§ **Task brief**: Work out the number of lines with "they" in them. Reply with that number and no other words.

======== Exercise inputs ========

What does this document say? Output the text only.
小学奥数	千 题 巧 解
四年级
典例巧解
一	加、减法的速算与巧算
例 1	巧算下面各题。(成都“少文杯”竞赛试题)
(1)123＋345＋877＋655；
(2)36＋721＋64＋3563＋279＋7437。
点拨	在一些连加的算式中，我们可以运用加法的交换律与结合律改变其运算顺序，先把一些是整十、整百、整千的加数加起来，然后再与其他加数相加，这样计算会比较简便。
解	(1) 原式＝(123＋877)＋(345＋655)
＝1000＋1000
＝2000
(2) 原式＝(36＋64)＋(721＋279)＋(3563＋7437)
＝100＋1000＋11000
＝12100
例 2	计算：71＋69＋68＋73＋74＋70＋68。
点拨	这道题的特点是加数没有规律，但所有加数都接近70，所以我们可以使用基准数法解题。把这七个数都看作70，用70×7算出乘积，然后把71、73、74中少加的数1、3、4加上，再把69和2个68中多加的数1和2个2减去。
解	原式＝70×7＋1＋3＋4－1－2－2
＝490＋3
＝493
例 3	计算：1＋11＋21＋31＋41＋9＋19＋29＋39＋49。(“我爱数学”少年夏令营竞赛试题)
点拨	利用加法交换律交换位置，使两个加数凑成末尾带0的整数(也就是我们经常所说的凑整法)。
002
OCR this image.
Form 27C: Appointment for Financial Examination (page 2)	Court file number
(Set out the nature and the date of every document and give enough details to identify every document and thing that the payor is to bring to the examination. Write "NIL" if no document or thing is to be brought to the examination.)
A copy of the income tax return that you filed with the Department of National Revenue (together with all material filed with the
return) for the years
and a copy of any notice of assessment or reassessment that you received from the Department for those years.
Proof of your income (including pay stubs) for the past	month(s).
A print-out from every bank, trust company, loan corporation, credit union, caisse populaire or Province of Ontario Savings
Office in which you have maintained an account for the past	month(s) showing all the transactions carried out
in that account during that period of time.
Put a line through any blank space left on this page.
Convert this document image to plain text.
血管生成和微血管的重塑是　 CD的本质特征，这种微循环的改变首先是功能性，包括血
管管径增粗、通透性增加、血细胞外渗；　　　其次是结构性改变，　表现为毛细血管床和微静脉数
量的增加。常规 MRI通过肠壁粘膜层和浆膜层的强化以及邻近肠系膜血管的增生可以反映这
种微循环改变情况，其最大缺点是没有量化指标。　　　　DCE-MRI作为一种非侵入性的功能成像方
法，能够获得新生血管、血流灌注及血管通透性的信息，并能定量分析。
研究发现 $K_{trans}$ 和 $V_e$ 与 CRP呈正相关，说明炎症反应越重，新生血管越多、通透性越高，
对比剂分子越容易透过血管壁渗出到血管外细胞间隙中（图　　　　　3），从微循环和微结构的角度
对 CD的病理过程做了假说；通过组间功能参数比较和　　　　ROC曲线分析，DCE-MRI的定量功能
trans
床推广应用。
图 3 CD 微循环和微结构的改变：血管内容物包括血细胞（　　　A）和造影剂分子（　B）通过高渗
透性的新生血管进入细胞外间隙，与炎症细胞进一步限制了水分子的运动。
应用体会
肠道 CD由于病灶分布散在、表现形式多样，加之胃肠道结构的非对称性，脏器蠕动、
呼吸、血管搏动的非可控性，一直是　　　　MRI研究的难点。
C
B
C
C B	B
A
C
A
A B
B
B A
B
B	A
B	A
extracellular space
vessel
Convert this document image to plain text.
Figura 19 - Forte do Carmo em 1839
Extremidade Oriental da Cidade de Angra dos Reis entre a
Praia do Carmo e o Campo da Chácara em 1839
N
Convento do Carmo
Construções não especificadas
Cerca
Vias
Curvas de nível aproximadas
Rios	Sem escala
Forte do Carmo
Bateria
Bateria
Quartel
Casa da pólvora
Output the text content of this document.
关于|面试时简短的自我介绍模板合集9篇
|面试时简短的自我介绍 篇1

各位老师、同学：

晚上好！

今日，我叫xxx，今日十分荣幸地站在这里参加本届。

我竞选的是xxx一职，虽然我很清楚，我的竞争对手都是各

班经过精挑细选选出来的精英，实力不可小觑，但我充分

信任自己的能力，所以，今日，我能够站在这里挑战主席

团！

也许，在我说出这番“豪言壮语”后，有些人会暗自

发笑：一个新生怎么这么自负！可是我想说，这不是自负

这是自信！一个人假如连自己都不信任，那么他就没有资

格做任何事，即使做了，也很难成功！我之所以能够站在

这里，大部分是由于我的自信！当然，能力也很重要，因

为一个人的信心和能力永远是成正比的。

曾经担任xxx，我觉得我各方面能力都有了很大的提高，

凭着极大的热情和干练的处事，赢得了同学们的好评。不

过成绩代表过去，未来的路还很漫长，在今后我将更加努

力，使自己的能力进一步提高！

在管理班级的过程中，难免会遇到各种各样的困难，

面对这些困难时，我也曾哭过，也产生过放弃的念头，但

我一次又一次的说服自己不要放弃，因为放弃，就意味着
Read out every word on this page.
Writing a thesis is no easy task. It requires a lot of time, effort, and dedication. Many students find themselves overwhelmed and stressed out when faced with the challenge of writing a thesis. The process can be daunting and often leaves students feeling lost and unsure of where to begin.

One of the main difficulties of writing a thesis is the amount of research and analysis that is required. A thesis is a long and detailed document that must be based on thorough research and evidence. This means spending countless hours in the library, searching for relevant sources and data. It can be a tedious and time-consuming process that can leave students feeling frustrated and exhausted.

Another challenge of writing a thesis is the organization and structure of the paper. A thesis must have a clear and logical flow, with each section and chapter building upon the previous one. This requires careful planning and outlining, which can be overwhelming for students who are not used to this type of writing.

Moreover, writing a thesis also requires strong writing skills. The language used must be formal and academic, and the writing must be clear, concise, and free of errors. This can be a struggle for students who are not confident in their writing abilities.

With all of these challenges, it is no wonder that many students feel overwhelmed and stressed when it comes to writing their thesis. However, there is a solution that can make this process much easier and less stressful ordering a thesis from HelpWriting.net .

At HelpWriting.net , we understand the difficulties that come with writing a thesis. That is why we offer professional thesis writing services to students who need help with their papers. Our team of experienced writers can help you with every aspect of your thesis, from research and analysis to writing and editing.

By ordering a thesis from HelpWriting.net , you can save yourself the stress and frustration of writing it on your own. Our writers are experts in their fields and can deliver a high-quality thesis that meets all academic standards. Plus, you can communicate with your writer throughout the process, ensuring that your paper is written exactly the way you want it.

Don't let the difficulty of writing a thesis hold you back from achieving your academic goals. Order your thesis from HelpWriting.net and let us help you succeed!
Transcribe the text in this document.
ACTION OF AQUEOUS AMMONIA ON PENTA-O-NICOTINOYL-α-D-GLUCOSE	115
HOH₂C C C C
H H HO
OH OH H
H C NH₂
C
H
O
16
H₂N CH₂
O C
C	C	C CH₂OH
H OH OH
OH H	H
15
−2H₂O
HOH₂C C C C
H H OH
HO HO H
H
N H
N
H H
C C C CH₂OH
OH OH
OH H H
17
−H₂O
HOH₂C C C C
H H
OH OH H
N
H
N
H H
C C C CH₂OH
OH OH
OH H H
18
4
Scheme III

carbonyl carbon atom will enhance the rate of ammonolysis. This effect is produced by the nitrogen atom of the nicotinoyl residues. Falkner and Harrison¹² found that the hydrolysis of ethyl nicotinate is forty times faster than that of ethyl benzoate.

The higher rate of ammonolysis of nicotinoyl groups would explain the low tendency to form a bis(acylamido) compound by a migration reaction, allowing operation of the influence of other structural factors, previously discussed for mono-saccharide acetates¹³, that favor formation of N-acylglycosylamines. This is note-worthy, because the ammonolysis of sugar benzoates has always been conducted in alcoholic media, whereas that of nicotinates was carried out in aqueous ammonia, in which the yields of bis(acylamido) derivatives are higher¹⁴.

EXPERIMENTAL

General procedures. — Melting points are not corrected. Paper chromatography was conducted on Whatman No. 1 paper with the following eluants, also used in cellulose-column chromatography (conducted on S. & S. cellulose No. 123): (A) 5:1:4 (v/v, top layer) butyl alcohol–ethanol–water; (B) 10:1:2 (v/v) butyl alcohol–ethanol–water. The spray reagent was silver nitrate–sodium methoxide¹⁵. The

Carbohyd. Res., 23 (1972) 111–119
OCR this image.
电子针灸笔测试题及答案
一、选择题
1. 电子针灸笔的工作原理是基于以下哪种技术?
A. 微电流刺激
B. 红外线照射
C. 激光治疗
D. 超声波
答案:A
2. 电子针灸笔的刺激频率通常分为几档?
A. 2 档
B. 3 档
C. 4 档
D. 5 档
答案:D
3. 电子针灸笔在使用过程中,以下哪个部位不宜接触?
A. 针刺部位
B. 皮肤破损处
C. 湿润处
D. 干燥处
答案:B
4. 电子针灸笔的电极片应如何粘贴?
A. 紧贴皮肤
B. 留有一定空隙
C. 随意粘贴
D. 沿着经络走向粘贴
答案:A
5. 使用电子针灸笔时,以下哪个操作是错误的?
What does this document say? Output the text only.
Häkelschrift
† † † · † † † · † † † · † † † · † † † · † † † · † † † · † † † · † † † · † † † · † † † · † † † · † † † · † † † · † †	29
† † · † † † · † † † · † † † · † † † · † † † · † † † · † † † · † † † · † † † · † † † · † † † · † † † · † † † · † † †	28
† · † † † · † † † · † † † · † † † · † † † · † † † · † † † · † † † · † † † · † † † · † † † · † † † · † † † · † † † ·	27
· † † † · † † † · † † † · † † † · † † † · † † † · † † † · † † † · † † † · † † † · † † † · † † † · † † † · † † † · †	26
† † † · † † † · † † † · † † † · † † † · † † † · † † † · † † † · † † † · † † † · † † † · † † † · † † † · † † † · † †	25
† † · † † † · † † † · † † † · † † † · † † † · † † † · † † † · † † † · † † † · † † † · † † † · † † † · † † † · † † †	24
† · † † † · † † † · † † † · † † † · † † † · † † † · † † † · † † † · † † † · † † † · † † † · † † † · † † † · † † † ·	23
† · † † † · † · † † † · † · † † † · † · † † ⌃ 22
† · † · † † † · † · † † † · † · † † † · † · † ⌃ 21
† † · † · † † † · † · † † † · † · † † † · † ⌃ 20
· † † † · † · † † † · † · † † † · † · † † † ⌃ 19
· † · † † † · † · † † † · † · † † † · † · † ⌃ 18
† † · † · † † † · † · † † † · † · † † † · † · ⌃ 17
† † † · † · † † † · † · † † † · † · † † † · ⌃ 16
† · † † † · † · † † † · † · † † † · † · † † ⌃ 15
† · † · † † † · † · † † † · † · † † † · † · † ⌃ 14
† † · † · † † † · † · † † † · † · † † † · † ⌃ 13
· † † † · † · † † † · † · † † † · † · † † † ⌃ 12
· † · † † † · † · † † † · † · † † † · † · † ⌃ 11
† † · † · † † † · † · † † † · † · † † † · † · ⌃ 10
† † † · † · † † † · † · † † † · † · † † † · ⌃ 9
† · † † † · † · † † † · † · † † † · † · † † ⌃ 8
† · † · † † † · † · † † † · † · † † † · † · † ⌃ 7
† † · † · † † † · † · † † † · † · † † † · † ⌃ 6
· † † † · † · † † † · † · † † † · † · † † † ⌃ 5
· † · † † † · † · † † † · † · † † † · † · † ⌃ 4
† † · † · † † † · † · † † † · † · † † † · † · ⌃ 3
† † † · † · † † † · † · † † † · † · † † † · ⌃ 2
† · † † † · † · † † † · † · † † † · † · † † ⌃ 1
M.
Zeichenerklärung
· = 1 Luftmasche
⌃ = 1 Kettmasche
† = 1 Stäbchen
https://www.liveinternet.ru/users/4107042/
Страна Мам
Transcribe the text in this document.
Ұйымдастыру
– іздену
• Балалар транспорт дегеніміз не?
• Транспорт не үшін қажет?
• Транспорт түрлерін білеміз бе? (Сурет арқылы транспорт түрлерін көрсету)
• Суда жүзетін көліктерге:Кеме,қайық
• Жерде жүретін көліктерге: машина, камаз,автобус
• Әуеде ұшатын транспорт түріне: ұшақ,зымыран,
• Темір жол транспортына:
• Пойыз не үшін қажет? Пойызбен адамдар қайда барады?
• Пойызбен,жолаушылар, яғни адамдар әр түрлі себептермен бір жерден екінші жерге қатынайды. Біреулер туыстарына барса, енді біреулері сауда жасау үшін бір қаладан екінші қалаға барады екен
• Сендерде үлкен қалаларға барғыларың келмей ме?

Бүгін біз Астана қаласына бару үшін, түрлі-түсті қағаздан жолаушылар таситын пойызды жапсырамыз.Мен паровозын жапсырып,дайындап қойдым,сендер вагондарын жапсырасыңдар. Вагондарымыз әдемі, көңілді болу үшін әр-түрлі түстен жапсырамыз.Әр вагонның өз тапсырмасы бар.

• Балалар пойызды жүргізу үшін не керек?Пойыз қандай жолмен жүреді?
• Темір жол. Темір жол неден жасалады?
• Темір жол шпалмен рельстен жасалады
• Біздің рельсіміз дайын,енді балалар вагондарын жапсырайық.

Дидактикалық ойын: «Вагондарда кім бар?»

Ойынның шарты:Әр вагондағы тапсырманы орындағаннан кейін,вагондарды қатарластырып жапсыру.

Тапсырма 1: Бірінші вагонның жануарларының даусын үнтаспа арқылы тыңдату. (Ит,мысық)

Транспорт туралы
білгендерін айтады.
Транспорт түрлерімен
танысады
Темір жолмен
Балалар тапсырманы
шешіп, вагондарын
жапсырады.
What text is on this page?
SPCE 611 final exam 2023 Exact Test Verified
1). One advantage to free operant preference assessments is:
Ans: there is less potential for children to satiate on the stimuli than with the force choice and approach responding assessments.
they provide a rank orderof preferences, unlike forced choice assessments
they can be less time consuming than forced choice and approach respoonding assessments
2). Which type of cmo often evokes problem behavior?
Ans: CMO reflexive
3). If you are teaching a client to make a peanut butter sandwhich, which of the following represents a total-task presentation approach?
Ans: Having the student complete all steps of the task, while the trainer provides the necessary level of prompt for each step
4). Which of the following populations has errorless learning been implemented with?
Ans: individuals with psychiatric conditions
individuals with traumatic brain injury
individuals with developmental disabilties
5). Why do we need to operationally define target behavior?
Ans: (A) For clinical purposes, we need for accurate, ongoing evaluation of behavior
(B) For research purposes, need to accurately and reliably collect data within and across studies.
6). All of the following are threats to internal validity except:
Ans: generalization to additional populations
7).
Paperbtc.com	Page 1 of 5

========

§ **Task answer**: 2